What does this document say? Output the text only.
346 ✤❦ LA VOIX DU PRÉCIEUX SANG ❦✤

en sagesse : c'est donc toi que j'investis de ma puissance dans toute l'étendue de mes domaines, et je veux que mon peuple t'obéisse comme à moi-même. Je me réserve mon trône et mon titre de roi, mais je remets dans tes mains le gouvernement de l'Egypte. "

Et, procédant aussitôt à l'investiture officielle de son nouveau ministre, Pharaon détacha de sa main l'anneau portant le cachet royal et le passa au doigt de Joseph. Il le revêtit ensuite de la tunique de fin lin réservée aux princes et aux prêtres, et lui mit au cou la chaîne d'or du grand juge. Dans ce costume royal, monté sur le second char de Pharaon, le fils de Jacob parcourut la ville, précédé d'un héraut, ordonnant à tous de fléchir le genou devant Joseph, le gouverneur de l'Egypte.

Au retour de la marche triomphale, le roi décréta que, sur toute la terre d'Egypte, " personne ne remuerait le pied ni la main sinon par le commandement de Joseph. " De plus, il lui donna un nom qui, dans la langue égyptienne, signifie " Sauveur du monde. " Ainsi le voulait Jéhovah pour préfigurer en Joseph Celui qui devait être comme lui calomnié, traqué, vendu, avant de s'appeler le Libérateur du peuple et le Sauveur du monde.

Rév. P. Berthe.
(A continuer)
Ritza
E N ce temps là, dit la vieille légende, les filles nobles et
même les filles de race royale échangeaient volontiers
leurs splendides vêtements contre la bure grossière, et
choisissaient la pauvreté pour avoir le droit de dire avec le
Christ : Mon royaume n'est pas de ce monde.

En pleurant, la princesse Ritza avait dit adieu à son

# # # # #

# WHAT IS ASKED:
Repeat the listing in full, keeping every line exactly as it is.

# TASK SOLUTION:
What does this document say? Output the text only.
346 ✤❦ LA VOIX DU PRÉCIEUX SANG ❦✤

en sagesse : c'est donc toi que j'investis de ma puissance dans toute l'étendue de mes domaines, et je veux que mon peuple t'obéisse comme à moi-même. Je me réserve mon trône et mon titre de roi, mais je remets dans tes mains le gouvernement de l'Egypte. "

Et, procédant aussitôt à l'investiture officielle de son nouveau ministre, Pharaon détacha de sa main l'anneau portant le cachet royal et le passa au doigt de Joseph. Il le revêtit ensuite de la tunique de fin lin réservée aux princes et aux prêtres, et lui mit au cou la chaîne d'or du grand juge. Dans ce costume royal, monté sur le second char de Pharaon, le fils de Jacob parcourut la ville, précédé d'un héraut, ordonnant à tous de fléchir le genou devant Joseph, le gouverneur de l'Egypte.

Au retour de la marche triomphale, le roi décréta que, sur toute la terre d'Egypte, " personne ne remuerait le pied ni la main sinon par le commandement de Joseph. " De plus, il lui donna un nom qui, dans la langue égyptienne, signifie " Sauveur du monde. " Ainsi le voulait Jéhovah pour préfigurer en Joseph Celui qui devait être comme lui calomnié, traqué, vendu, avant de s'appeler le Libérateur du peuple et le Sauveur du monde.

Rév. P. Berthe.
(A continuer)
Ritza
E N ce temps là, dit la vieille légende, les filles nobles et
même les filles de race royale échangeaient volontiers
leurs splendides vêtements contre la bure grossière, et
choisissaient la pauvreté pour avoir le droit de dire avec le
Christ : Mon royaume n'est pas de ce monde.

En pleurant, la princesse Ritza avait dit adieu à son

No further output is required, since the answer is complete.